▶ **The exercise**
Give every entry again, unchanged, and leave its images out.

-------- Entries supplied --------

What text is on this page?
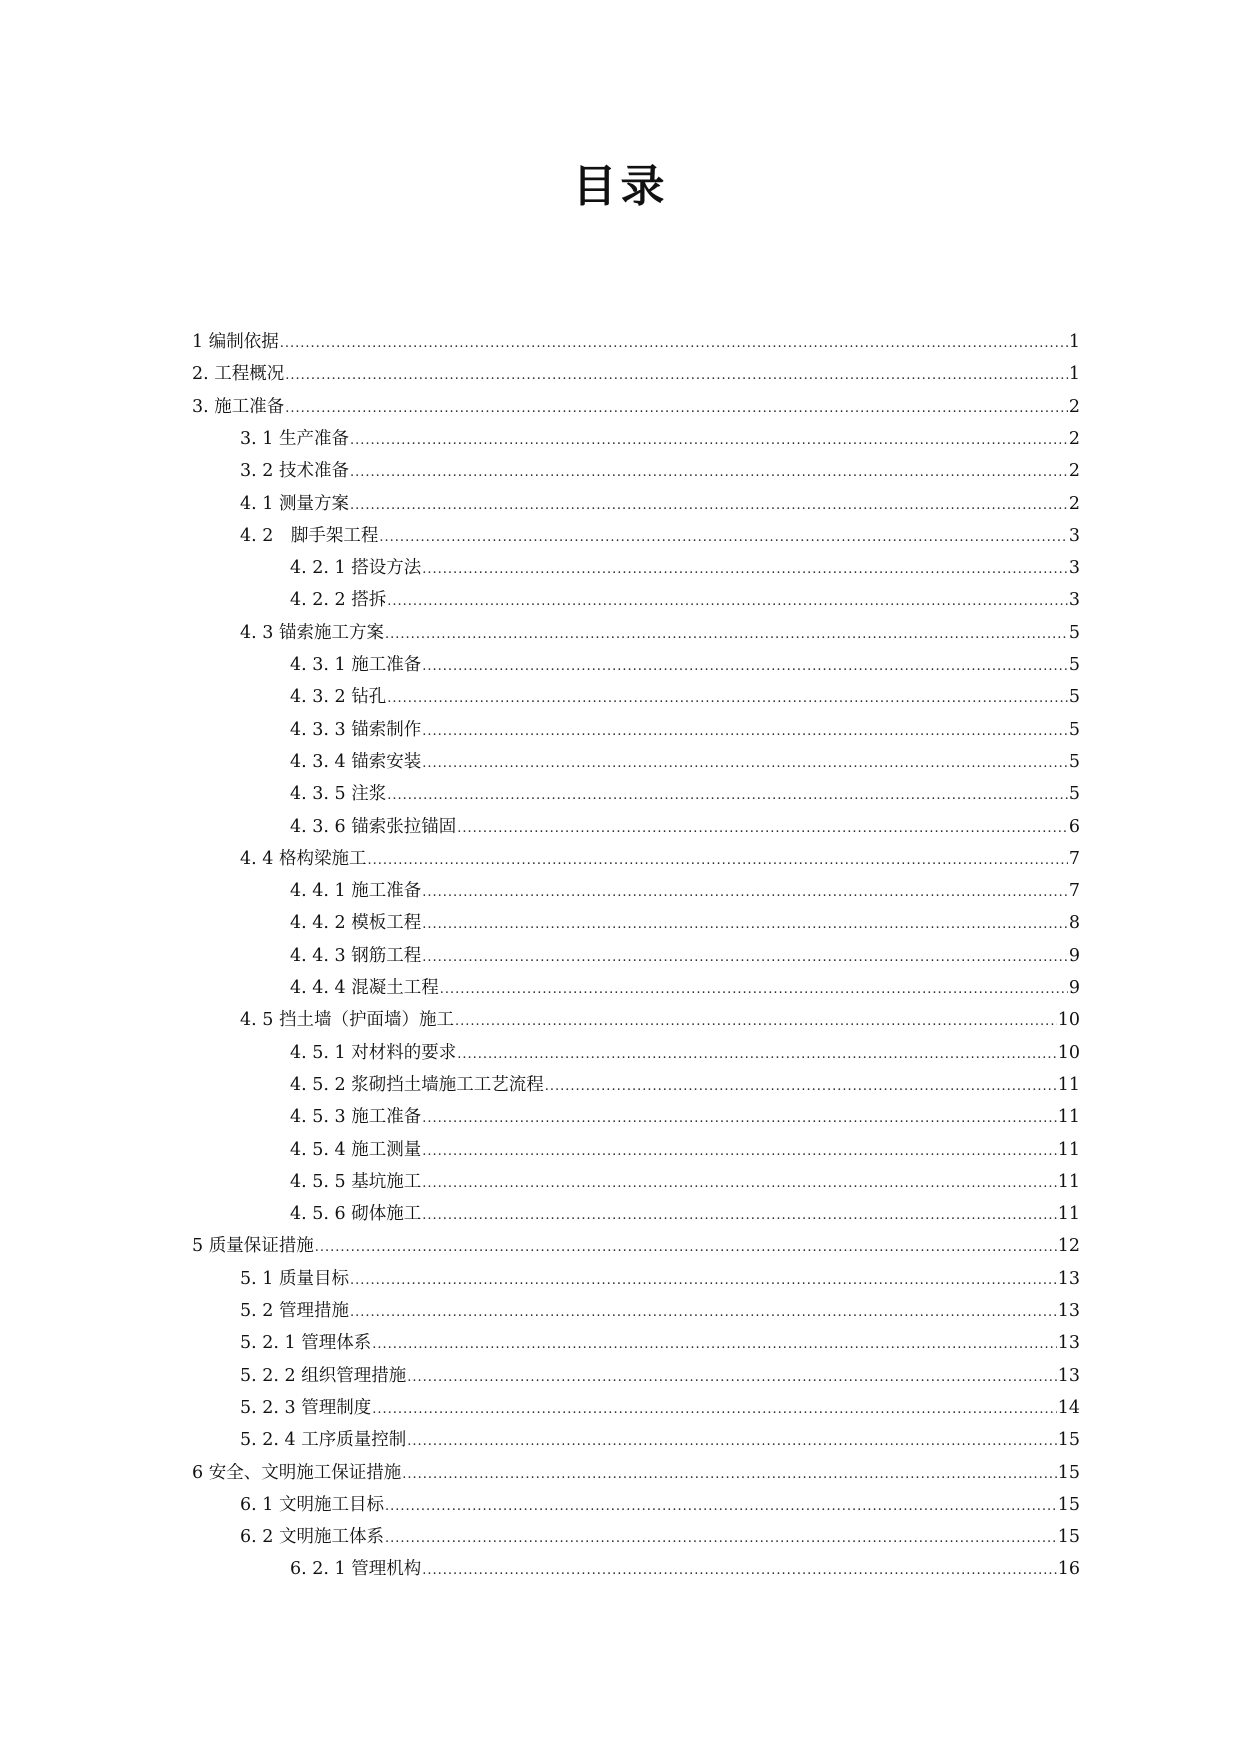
目录
1 编制依据 .....	1
2. 工程概况 .....	1
3. 施工准备 .....	2
3. 1 生产准备 .....	2
3. 2 技术准备 .....	2
4. 1 测量方案 .....	2
4. 2　脚手架工程 .....	3
4. 2. 1 搭设方法 .....	3
4. 2. 2 搭拆 .....	3
4. 3 锚索施工方案 .....	5
4. 3. 1 施工准备 .....	5
4. 3. 2 钻孔 .....	5
4. 3. 3 锚索制作 .....	5
4. 3. 4 锚索安装 .....	5
4. 3. 5 注浆 .....	5
4. 3. 6 锚索张拉锚固 .....	6
4. 4 格构梁施工 .....	7
4. 4. 1 施工准备 .....	7
4. 4. 2 模板工程 .....	8
4. 4. 3 钢筋工程 .....	9
4. 4. 4 混凝土工程 .....	9
4. 5 挡土墙（护面墙）施工 .....	10
4. 5. 1 对材料的要求 .....	10
4. 5. 2 浆砌挡土墙施工工艺流程 .....	11
4. 5. 3 施工准备 .....	11
4. 5. 4 施工测量 .....	11
4. 5. 5 基坑施工 .....	11
4. 5. 6 砌体施工 .....	11
5 质量保证措施 .....	12
5. 1 质量目标 .....	13
5. 2 管理措施 .....	13
5. 2. 1 管理体系 .....	13
5. 2. 2 组织管理措施 .....	13
5. 2. 3 管理制度 .....	14
5. 2. 4 工序质量控制 .....	15
6 安全、文明施工保证措施 .....	15
6. 1 文明施工目标 .....	15
6. 2 文明施工体系 .....	15
6. 2. 1 管理机构 .....	16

--------

▶ **Exercise response**
What text is on this page?
目录
1 编制依据 .....	1
2. 工程概况 .....	1
3. 施工准备 .....	2
3. 1 生产准备 .....	2
3. 2 技术准备 .....	2
4. 1 测量方案 .....	2
4. 2　脚手架工程 .....	3
4. 2. 1 搭设方法 .....	3
4. 2. 2 搭拆 .....	3
4. 3 锚索施工方案 .....	5
4. 3. 1 施工准备 .....	5
4. 3. 2 钻孔 .....	5
4. 3. 3 锚索制作 .....	5
4. 3. 4 锚索安装 .....	5
4. 3. 5 注浆 .....	5
4. 3. 6 锚索张拉锚固 .....	6
4. 4 格构梁施工 .....	7
4. 4. 1 施工准备 .....	7
4. 4. 2 模板工程 .....	8
4. 4. 3 钢筋工程 .....	9
4. 4. 4 混凝土工程 .....	9
4. 5 挡土墙（护面墙）施工 .....	10
4. 5. 1 对材料的要求 .....	10
4. 5. 2 浆砌挡土墙施工工艺流程 .....	11
4. 5. 3 施工准备 .....	11
4. 5. 4 施工测量 .....	11
4. 5. 5 基坑施工 .....	11
4. 5. 6 砌体施工 .....	11
5 质量保证措施 .....	12
5. 1 质量目标 .....	13
5. 2 管理措施 .....	13
5. 2. 1 管理体系 .....	13
5. 2. 2 组织管理措施 .....	13
5. 2. 3 管理制度 .....	14
5. 2. 4 工序质量控制 .....	15
6 安全、文明施工保证措施 .....	15
6. 1 文明施工目标 .....	15
6. 2 文明施工体系 .....	15
6. 2. 1 管理机构 .....	16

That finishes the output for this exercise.